>> Start The records
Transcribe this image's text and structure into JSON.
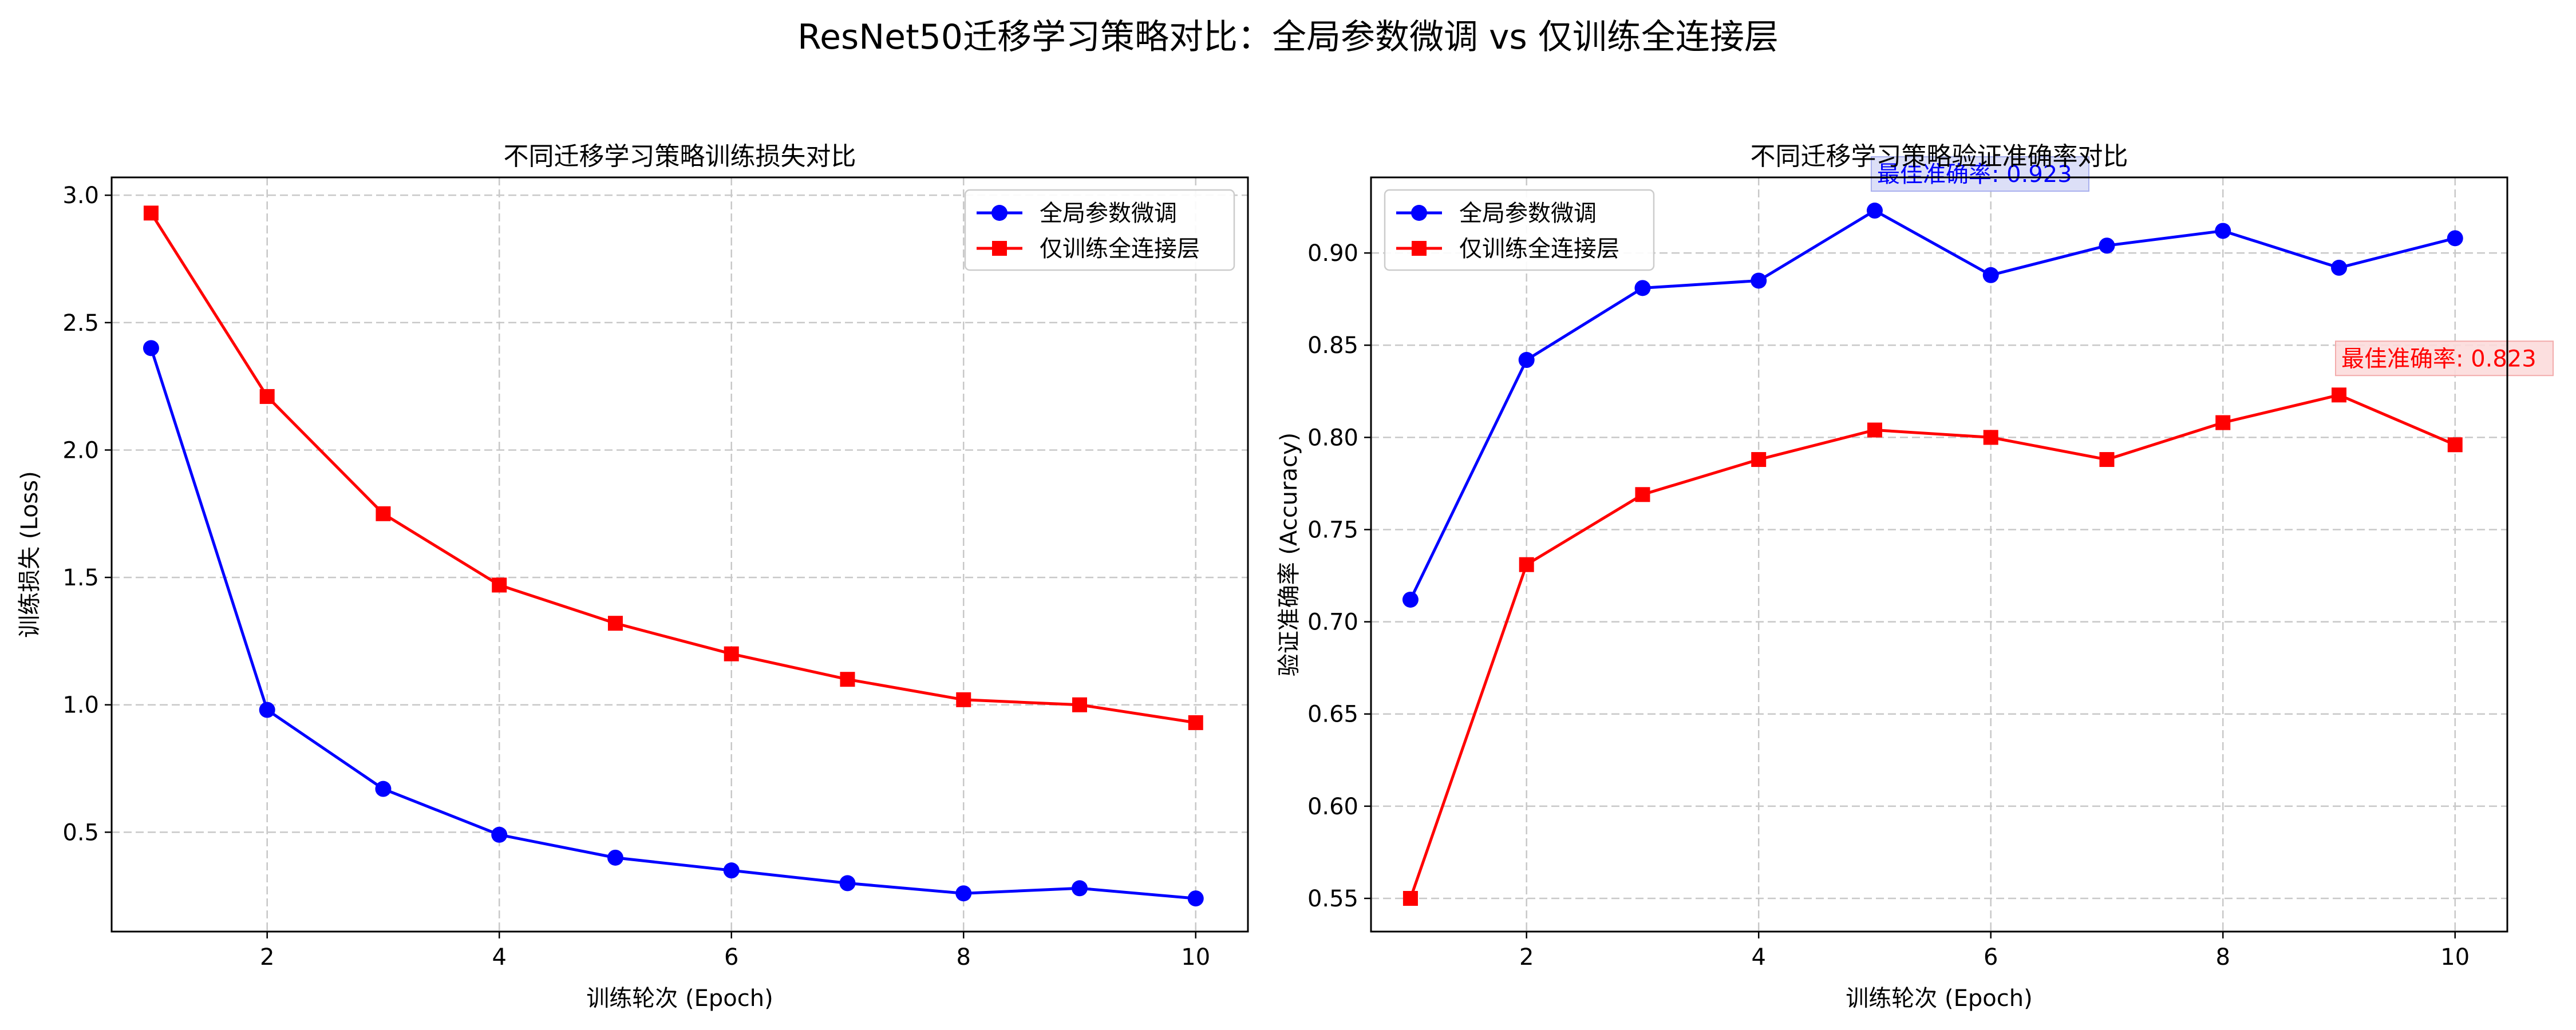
{
  "figure": {
    "title": "ResNet50迁移学习策略对比：全局参数微调 vs 仅训练全连接层"
  },
  "chart_data": [
    {
      "type": "line",
      "title": "不同迁移学习策略训练损失对比",
      "xlabel": "训练轮次 (Epoch)",
      "ylabel": "训练损失 (Loss)",
      "x": [
        1,
        2,
        3,
        4,
        5,
        6,
        7,
        8,
        9,
        10
      ],
      "xlim": [
        0.66,
        10.45
      ],
      "ylim": [
        0.11,
        3.07
      ],
      "xticks": [
        2,
        4,
        6,
        8,
        10
      ],
      "yticks": [
        0.5,
        1.0,
        1.5,
        2.0,
        2.5,
        3.0
      ],
      "tick_decimals": 1,
      "grid": true,
      "legend_position": "upper right",
      "series": [
        {
          "name": "全局参数微调",
          "color": "#0000ff",
          "marker": "circle",
          "values": [
            2.4,
            0.98,
            0.67,
            0.49,
            0.4,
            0.35,
            0.3,
            0.26,
            0.28,
            0.24
          ]
        },
        {
          "name": "仅训练全连接层",
          "color": "#ff0000",
          "marker": "square",
          "values": [
            2.93,
            2.21,
            1.75,
            1.47,
            1.32,
            1.2,
            1.1,
            1.02,
            1.0,
            0.93
          ]
        }
      ],
      "annotations": []
    },
    {
      "type": "line",
      "title": "不同迁移学习策略验证准确率对比",
      "xlabel": "训练轮次 (Epoch)",
      "ylabel": "验证准确率 (Accuracy)",
      "x": [
        1,
        2,
        3,
        4,
        5,
        6,
        7,
        8,
        9,
        10
      ],
      "xlim": [
        0.66,
        10.45
      ],
      "ylim": [
        0.532,
        0.941
      ],
      "xticks": [
        2,
        4,
        6,
        8,
        10
      ],
      "yticks": [
        0.55,
        0.6,
        0.65,
        0.7,
        0.75,
        0.8,
        0.85,
        0.9
      ],
      "tick_decimals": 2,
      "grid": true,
      "legend_position": "upper left",
      "series": [
        {
          "name": "全局参数微调",
          "color": "#0000ff",
          "marker": "circle",
          "values": [
            0.712,
            0.842,
            0.881,
            0.885,
            0.923,
            0.888,
            0.904,
            0.912,
            0.892,
            0.908
          ]
        },
        {
          "name": "仅训练全连接层",
          "color": "#ff0000",
          "marker": "square",
          "values": [
            0.55,
            0.731,
            0.769,
            0.788,
            0.804,
            0.8,
            0.788,
            0.808,
            0.823,
            0.796
          ]
        }
      ],
      "annotations": [
        {
          "text": "最佳准确率: 0.923",
          "x": 5,
          "y": 0.923,
          "color": "#0000ff",
          "bg": "#d8dcf6",
          "border": "#a9b0ee"
        },
        {
          "text": "最佳准确率: 0.823",
          "x": 9,
          "y": 0.823,
          "color": "#ff0000",
          "bg": "#fcdcdc",
          "border": "#f3abab"
        }
      ]
    }
  ]
}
>> End The records
Every record above should be written out again without change, except that the pictures are left out.

Transcribe this image's text and structure into JSON.
{
  "figure": {
    "title": "ResNet50迁移学习策略对比：全局参数微调 vs 仅训练全连接层"
  },
  "chart_data": [
    {
      "type": "line",
      "title": "不同迁移学习策略训练损失对比",
      "xlabel": "训练轮次 (Epoch)",
      "ylabel": "训练损失 (Loss)",
      "x": [
        1,
        2,
        3,
        4,
        5,
        6,
        7,
        8,
        9,
        10
      ],
      "xlim": [
        0.66,
        10.45
      ],
      "ylim": [
        0.11,
        3.07
      ],
      "xticks": [
        2,
        4,
        6,
        8,
        10
      ],
      "yticks": [
        0.5,
        1.0,
        1.5,
        2.0,
        2.5,
        3.0
      ],
      "tick_decimals": 1,
      "grid": true,
      "legend_position": "upper right",
      "series": [
        {
          "name": "全局参数微调",
          "color": "#0000ff",
          "marker": "circle",
          "values": [
            2.4,
            0.98,
            0.67,
            0.49,
            0.4,
            0.35,
            0.3,
            0.26,
            0.28,
            0.24
          ]
        },
        {
          "name": "仅训练全连接层",
          "color": "#ff0000",
          "marker": "square",
          "values": [
            2.93,
            2.21,
            1.75,
            1.47,
            1.32,
            1.2,
            1.1,
            1.02,
            1.0,
            0.93
          ]
        }
      ],
      "annotations": []
    },
    {
      "type": "line",
      "title": "不同迁移学习策略验证准确率对比",
      "xlabel": "训练轮次 (Epoch)",
      "ylabel": "验证准确率 (Accuracy)",
      "x": [
        1,
        2,
        3,
        4,
        5,
        6,
        7,
        8,
        9,
        10
      ],
      "xlim": [
        0.66,
        10.45
      ],
      "ylim": [
        0.532,
        0.941
      ],
      "xticks": [
        2,
        4,
        6,
        8,
        10
      ],
      "yticks": [
        0.55,
        0.6,
        0.65,
        0.7,
        0.75,
        0.8,
        0.85,
        0.9
      ],
      "tick_decimals": 2,
      "grid": true,
      "legend_position": "upper left",
      "series": [
        {
          "name": "全局参数微调",
          "color": "#0000ff",
          "marker": "circle",
          "values": [
            0.712,
            0.842,
            0.881,
            0.885,
            0.923,
            0.888,
            0.904,
            0.912,
            0.892,
            0.908
          ]
        },
        {
          "name": "仅训练全连接层",
          "color": "#ff0000",
          "marker": "square",
          "values": [
            0.55,
            0.731,
            0.769,
            0.788,
            0.804,
            0.8,
            0.788,
            0.808,
            0.823,
            0.796
          ]
        }
      ],
      "annotations": [
        {
          "text": "最佳准确率: 0.923",
          "x": 5,
          "y": 0.923,
          "color": "#0000ff",
          "bg": "#d8dcf6",
          "border": "#a9b0ee"
        },
        {
          "text": "最佳准确率: 0.823",
          "x": 9,
          "y": 0.823,
          "color": "#ff0000",
          "bg": "#fcdcdc",
          "border": "#f3abab"
        }
      ]
    }
  ]
}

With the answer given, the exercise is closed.